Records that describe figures

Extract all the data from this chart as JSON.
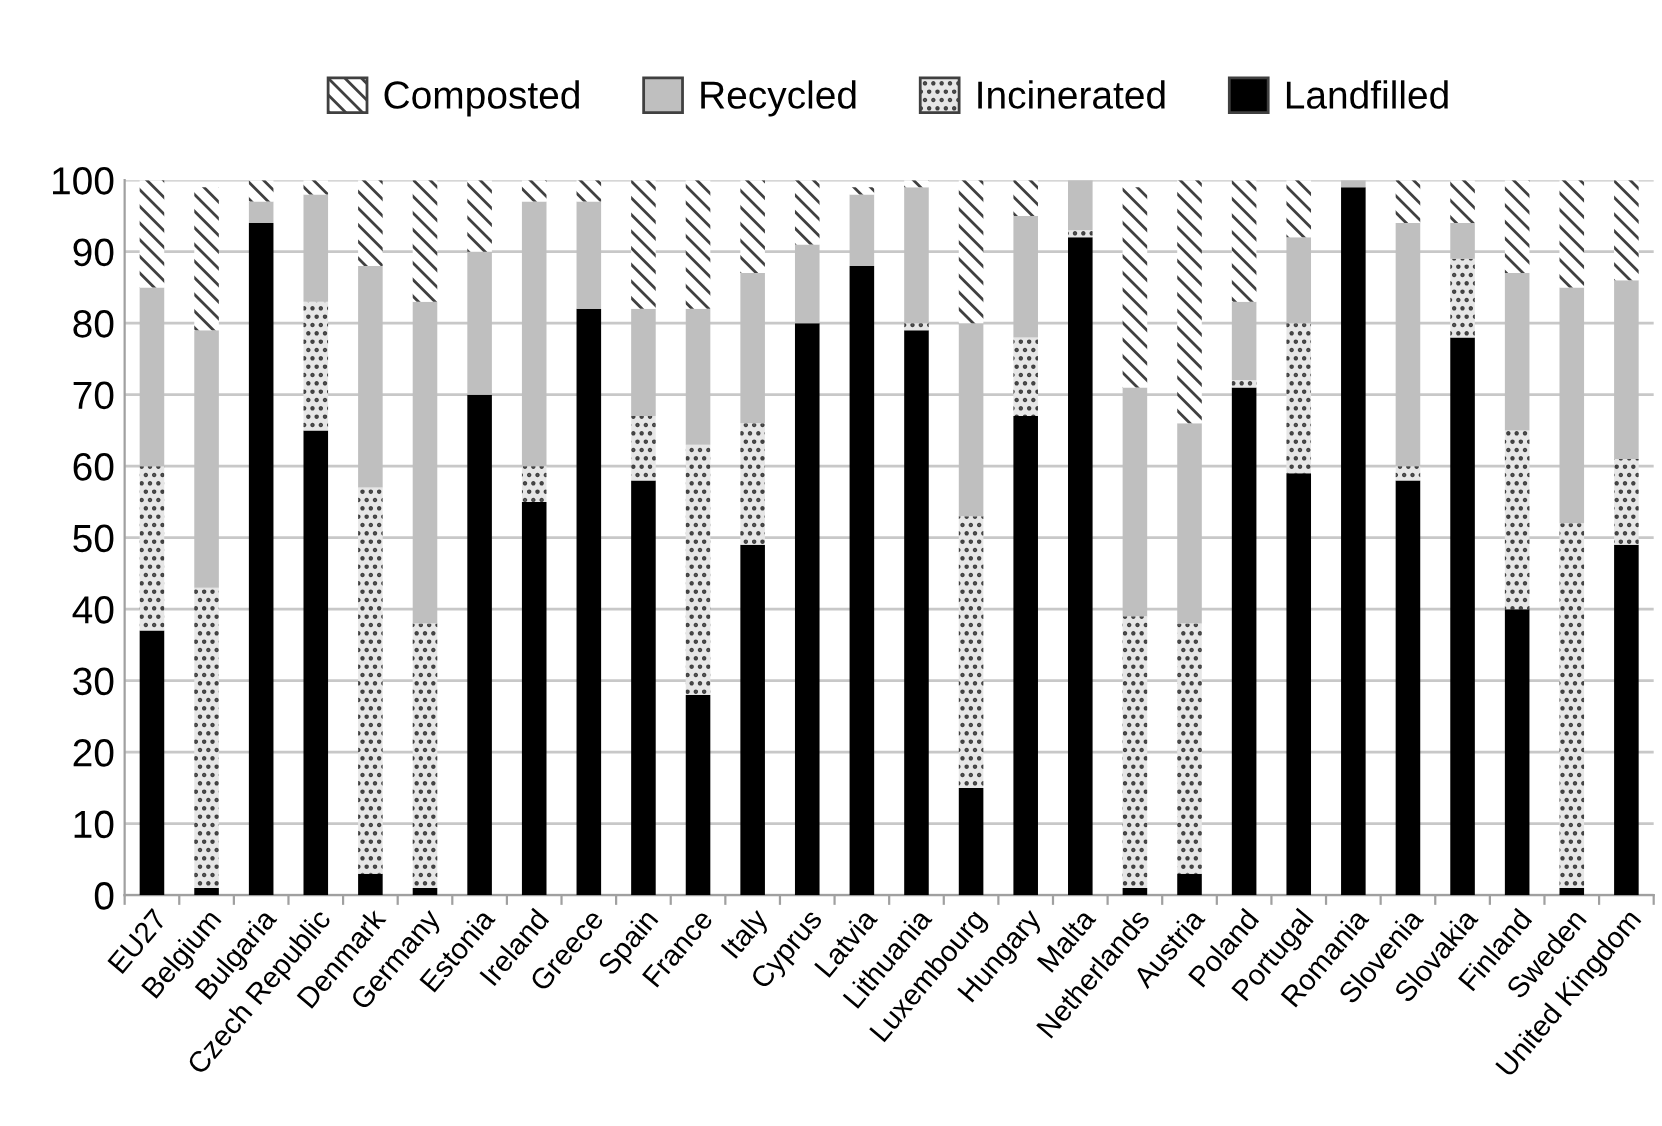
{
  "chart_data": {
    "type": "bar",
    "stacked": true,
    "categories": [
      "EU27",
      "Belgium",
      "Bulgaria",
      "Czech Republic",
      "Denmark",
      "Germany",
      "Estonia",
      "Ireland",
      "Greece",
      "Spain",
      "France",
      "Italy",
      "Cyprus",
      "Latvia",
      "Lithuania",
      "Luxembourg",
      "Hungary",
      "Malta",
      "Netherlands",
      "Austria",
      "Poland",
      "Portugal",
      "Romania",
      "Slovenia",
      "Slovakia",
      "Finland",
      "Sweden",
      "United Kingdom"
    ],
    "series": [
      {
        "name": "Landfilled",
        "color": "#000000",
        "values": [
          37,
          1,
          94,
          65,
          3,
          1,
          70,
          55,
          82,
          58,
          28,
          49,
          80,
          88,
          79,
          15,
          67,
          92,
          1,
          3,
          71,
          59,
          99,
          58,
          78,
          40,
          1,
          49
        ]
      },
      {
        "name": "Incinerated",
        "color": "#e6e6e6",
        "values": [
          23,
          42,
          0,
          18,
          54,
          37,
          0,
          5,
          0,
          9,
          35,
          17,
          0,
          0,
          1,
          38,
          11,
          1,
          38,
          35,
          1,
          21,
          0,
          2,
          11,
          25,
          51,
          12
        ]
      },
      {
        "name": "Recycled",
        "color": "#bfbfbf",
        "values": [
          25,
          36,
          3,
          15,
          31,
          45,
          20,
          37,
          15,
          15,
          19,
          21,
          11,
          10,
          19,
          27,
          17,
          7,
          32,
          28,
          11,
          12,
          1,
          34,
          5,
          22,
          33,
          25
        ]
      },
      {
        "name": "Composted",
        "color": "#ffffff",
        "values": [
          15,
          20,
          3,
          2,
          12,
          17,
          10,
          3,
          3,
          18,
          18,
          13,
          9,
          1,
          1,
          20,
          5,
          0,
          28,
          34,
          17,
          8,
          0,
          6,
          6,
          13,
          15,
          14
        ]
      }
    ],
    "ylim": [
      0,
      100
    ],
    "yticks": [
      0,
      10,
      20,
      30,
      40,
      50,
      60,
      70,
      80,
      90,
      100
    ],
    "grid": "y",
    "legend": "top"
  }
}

...

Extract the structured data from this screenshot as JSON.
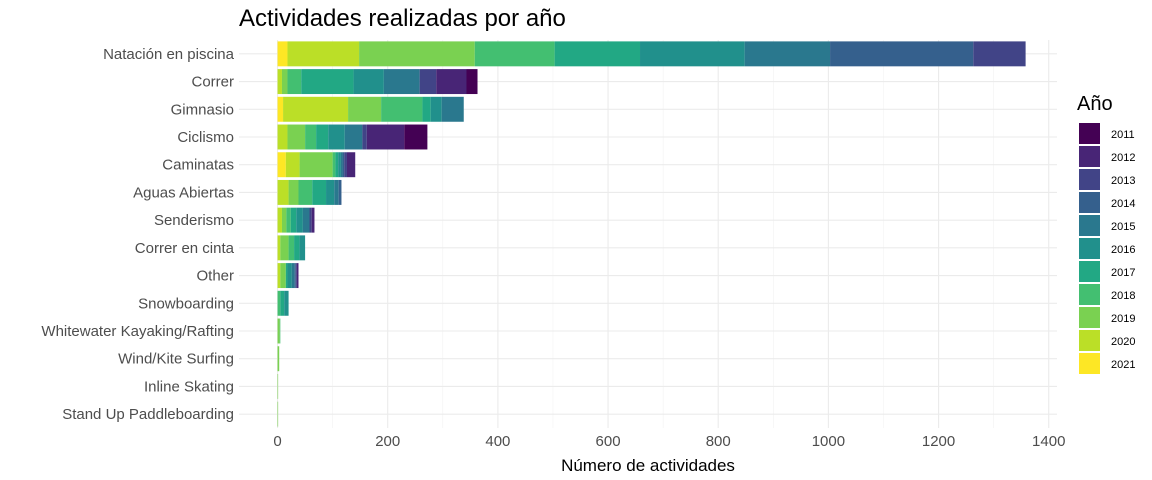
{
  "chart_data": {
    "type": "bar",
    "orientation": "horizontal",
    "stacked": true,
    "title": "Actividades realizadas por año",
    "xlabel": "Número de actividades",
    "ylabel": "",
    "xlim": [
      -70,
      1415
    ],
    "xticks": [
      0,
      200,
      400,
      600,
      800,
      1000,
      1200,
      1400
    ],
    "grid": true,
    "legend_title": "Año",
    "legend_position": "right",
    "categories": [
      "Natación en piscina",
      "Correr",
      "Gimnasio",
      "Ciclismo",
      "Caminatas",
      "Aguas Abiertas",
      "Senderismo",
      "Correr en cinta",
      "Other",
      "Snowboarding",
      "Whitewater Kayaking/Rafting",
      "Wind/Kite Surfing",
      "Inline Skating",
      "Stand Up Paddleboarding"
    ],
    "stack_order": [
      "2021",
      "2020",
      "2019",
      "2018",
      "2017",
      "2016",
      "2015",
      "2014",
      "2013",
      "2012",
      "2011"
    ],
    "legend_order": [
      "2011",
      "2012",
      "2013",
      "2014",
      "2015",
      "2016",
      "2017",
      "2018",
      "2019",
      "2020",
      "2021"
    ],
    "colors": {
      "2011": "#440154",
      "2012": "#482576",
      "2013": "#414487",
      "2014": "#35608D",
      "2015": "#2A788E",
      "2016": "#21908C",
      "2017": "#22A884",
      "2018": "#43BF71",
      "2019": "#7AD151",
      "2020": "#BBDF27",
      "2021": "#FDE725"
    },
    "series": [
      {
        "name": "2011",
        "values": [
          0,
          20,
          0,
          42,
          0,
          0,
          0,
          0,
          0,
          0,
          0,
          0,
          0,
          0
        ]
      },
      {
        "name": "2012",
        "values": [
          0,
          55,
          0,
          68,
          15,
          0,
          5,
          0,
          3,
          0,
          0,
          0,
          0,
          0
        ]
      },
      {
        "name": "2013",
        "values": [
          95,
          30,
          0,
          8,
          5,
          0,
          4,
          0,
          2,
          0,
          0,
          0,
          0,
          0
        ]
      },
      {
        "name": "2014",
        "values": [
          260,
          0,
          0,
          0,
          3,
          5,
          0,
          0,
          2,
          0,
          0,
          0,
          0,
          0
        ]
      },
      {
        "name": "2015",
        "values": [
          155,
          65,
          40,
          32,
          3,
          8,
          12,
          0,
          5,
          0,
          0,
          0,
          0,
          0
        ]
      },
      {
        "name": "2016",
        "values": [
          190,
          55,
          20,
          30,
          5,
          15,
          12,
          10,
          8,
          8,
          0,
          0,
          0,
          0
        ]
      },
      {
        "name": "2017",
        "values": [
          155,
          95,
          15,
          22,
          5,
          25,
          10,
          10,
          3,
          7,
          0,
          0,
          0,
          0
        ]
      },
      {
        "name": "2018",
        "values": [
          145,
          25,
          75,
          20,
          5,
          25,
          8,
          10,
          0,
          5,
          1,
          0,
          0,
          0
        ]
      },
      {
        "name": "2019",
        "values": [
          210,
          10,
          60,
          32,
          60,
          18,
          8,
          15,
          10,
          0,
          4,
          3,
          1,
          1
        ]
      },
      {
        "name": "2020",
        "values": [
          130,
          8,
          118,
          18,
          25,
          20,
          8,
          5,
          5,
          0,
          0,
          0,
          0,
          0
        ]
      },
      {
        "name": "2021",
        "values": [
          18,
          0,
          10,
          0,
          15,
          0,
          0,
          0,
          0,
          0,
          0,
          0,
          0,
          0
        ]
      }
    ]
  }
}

» TO BE DONE
The word "JSON" may appear on some lines. Report how many lines hold it, giving the number alone.

» EXPECTED ANSWER
2